=== Tarefa proposta A ===
Segundo o trecho sobre as ocupações em Manaus, quantas famílias, em média, correm risco de despejo em torno do conjunto habitacional Viver Melhor e da extinta ocupação Monte Horebe?
─── Trecho selecionado
Em Manaus, em torno do conjunto habitacional Viver Melhor e da extinta ocupação Monte Horebe, que sofreu reintegração em março de 2020, existem em média 20 mil famílias com risco de despejo. Considerando quatro pessoas por famílias, estamos falamos de 80 mil pessoas que podem ser afetadas: as ocupações Alfavilhe, com 2 mil famílias, Rei Davi I e II com 7 mil famílias, Itaporanga, com 2 mil famílias, Urucaia com 1.8 mil famílias, Monte Ararate com 600; Buritizal com 800, Cemitério dos índios comunidade Nova Vida com 1.8 mil famílias; e Paraíso Verde, com 3 mil famílias.

É um complexo de nove ocupações ao redor do conjunto habitacional Viver Melhor, executado pelo governo estadual com recursos do programa Minha Casa Minha Vida faixa 1. Com 8.895 uh, é praticamente uma cidade.

Além destas ocupações, os imensos conjuntos habitacionais uniformes, construídos pelo Governo do Estado, também sofrem com diversas carências de infraestrutura. Desde a sua entrega moradores sentem-se abandonados pelo Estado. Diversas são as denúncias de que facções criminosas comandam o comércio e a venda de entorpecentes. Grandes operações foram realizadas, como a “treme terra” em 2018 e “domínio da lei”, realizada em janeiro 2020. Esse cenário de violência não é divergente das demais comunidades e ocupações nas demais zonas da cidade de Manaus.

O movimento popular sofre forte pressão na defesa dos direitos humanos, na luta pela terra e habitação saudável. A questão da moradia em áreas irregulares tem levado esses moradores a serem tratados como “criminosos”, resultado da criminalização de defensores de direitos da pessoa humana.

Resultado da não oferta de moradias e de lotes urbanizados surgem as ocupações como alternativa para famílias, que procuram um pedaço de terra para morar. Isso vem gerando agravamento social, produzindo loteamentos clandestinos descontínuos e desarticulados da malha urbana.

Em meio a toda essa problemática se encontram milhares de famílias necessitadas de um pedaço de chão para morar, passando a conviver várias pessoas amontoadas em pequenas construções feitas de papelão, plástico, isopor, madeiras apodrecidas e outros materiais impróprios para a construção. Essas famílias não dispõem do mínimo necessário para abrigá-las com dignidade, além de estarem ocupando um espaço de terra que “pelos princípios legais” não lhes pertence. “Tal fato demonstra, por um lado, a ausência ou insuficiência de políticas públicas voltadas para o problema habitacional e urbano, mas por outro lado, se evidência uma forma de segregação espacial e social”. (ASSAD, 2005, p. 07).
──────
─── Dados registrados
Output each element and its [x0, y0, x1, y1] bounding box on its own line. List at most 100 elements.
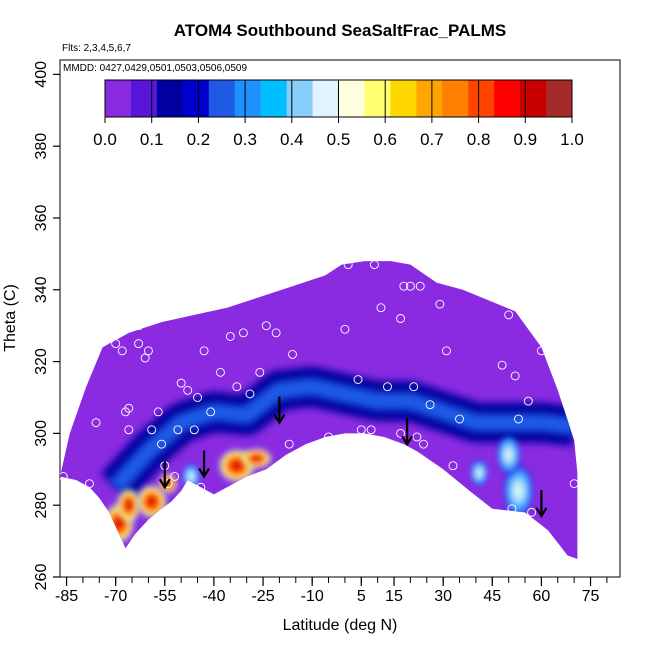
observation-point	[176, 378, 186, 388]
high-fraction-spot	[115, 487, 142, 524]
x-tick-label: -10	[301, 588, 324, 605]
y-tick-label: 360	[33, 205, 50, 232]
colorbar-segment	[312, 80, 339, 117]
high-fraction-spot	[469, 458, 490, 488]
observation-point	[284, 439, 294, 449]
profile-arrow	[401, 418, 414, 447]
observation-point	[356, 425, 366, 435]
flights-subtitle: Flts: 2,3,4,5,6,7	[62, 43, 131, 54]
observation-point	[419, 439, 428, 449]
high-fraction-spot	[181, 462, 201, 491]
observation-point	[199, 346, 209, 356]
observation-point	[536, 346, 546, 356]
observation-point	[543, 310, 553, 320]
observation-point	[396, 428, 406, 438]
colorbar-segment	[338, 80, 365, 117]
observation-point	[111, 339, 121, 349]
observation-point	[527, 507, 537, 517]
colorbar-tick-label: 0.8	[467, 130, 491, 149]
colorbar-segment	[364, 80, 391, 117]
observation-point	[435, 299, 445, 309]
observation-point	[455, 414, 464, 424]
y-tick-label: 320	[33, 348, 50, 375]
colorbar-segment	[208, 80, 236, 117]
observation-point	[340, 324, 350, 334]
plot-frame	[59, 59, 621, 578]
observation-point	[261, 321, 271, 331]
x-tick-label: 5	[357, 588, 366, 605]
observation-point	[124, 425, 134, 435]
profile-arrow	[273, 396, 286, 425]
observation-point	[514, 414, 523, 424]
observation-point	[481, 507, 491, 517]
observation-point	[114, 317, 124, 327]
colorbar-tick-label: 0.0	[93, 130, 117, 149]
observation-point	[117, 346, 127, 356]
observation-point	[245, 389, 255, 399]
x-tick-label: -55	[153, 588, 176, 605]
mid-fraction-band	[109, 377, 576, 494]
colorbar-segment	[234, 80, 262, 117]
observation-point	[206, 407, 216, 417]
observation-point	[448, 461, 458, 471]
observation-point	[134, 339, 144, 349]
observation-point	[124, 403, 134, 413]
observation-point	[366, 425, 376, 435]
observation-point	[238, 328, 248, 338]
y-tick-label: 340	[33, 276, 50, 303]
y-axis-label: Theta (C)	[2, 284, 19, 352]
colorbar-segment	[390, 80, 417, 117]
observation-point	[271, 328, 281, 338]
chart-title: ATOM4 Southbound SeaSaltFrac_PALMS	[174, 21, 506, 40]
observation-point	[140, 353, 150, 363]
observation-point	[412, 432, 422, 442]
colorbar-segment	[156, 80, 184, 117]
dates-subtitle: MMDD: 0427,0429,0501,0503,0506,0509	[63, 63, 247, 74]
observation-point	[523, 396, 533, 406]
colorbar-tick-label: 0.3	[233, 130, 257, 149]
observation-point	[196, 482, 206, 492]
y-tick-label: 300	[33, 420, 50, 447]
observation-point	[157, 439, 166, 449]
observation-point	[189, 425, 199, 435]
y-axis: 260 280 300 320 340 360 380 400	[33, 61, 60, 590]
observation-point	[143, 346, 153, 356]
observation-point	[60, 472, 68, 481]
observation-point	[81, 353, 91, 363]
x-tick-label: 60	[533, 588, 551, 605]
observation-point	[104, 328, 114, 338]
observation-point	[193, 393, 202, 402]
colorbar-tick-label: 0.9	[513, 130, 537, 149]
x-tick-label: 75	[582, 588, 600, 605]
observation-point	[173, 425, 183, 435]
observation-point	[225, 332, 235, 341]
observation-point	[441, 346, 451, 356]
observation-point	[216, 367, 225, 377]
x-tick-label: 45	[483, 588, 501, 605]
colorbar-tick-label: 0.2	[187, 130, 211, 149]
observation-point	[153, 407, 163, 417]
observation-point	[376, 303, 386, 313]
observation-point	[324, 432, 333, 442]
observation-point	[569, 479, 579, 489]
x-axis: -85 -70 -55 -40 -25 -10 5 15 30 45 60 75	[55, 577, 608, 605]
colorbar-segment	[494, 80, 521, 117]
observation-point	[409, 382, 419, 392]
colorbar: 0.0 0.1 0.2 0.3 0.4 0.5 0.6 0.7 0.8 0.9 1.0	[93, 79, 584, 149]
colorbar-tick-label: 0.6	[373, 130, 397, 149]
observation-point	[405, 281, 415, 291]
observation-point	[134, 321, 144, 331]
observation-point	[91, 418, 101, 428]
high-fraction-spot	[240, 447, 273, 470]
observation-point	[85, 479, 94, 489]
colorbar-segment	[286, 80, 314, 117]
observation-point	[396, 314, 406, 323]
y-tick-label: 380	[33, 133, 50, 160]
colorbar-segment	[130, 80, 158, 117]
colorbar-segment	[416, 80, 443, 117]
observation-point	[504, 310, 514, 320]
colorbar-tick-label: 1.0	[560, 130, 584, 149]
colorbar-segment	[260, 80, 288, 117]
profile-arrow	[198, 450, 211, 479]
──────
=== Tarefa proposta B ===
Reproduza, sem nenhuma alteração, as linhas dos registros começando pela que contém "378, 186, 388]" e terminando na que contém "80, 391, 117]", incluindo as duas.

=== Resposta escrita A ===
Em média, 20 mil famílias.

=== Resposta escrita B ===
observation-point	[176, 378, 186, 388]
high-fraction-spot	[115, 487, 142, 524]
x-tick-label: -10	[301, 588, 324, 605]
y-tick-label: 360	[33, 205, 50, 232]
colorbar-segment	[312, 80, 339, 117]
high-fraction-spot	[469, 458, 490, 488]
observation-point	[284, 439, 294, 449]
profile-arrow	[401, 418, 414, 447]
observation-point	[356, 425, 366, 435]
flights-subtitle: Flts: 2,3,4,5,6,7	[62, 43, 131, 54]
observation-point	[419, 439, 428, 449]
high-fraction-spot	[181, 462, 201, 491]
observation-point	[199, 346, 209, 356]
observation-point	[536, 346, 546, 356]
observation-point	[543, 310, 553, 320]
observation-point	[396, 428, 406, 438]
colorbar-segment	[338, 80, 365, 117]
observation-point	[111, 339, 121, 349]
observation-point	[527, 507, 537, 517]
colorbar-tick-label: 0.8	[467, 130, 491, 149]
colorbar-segment	[364, 80, 391, 117]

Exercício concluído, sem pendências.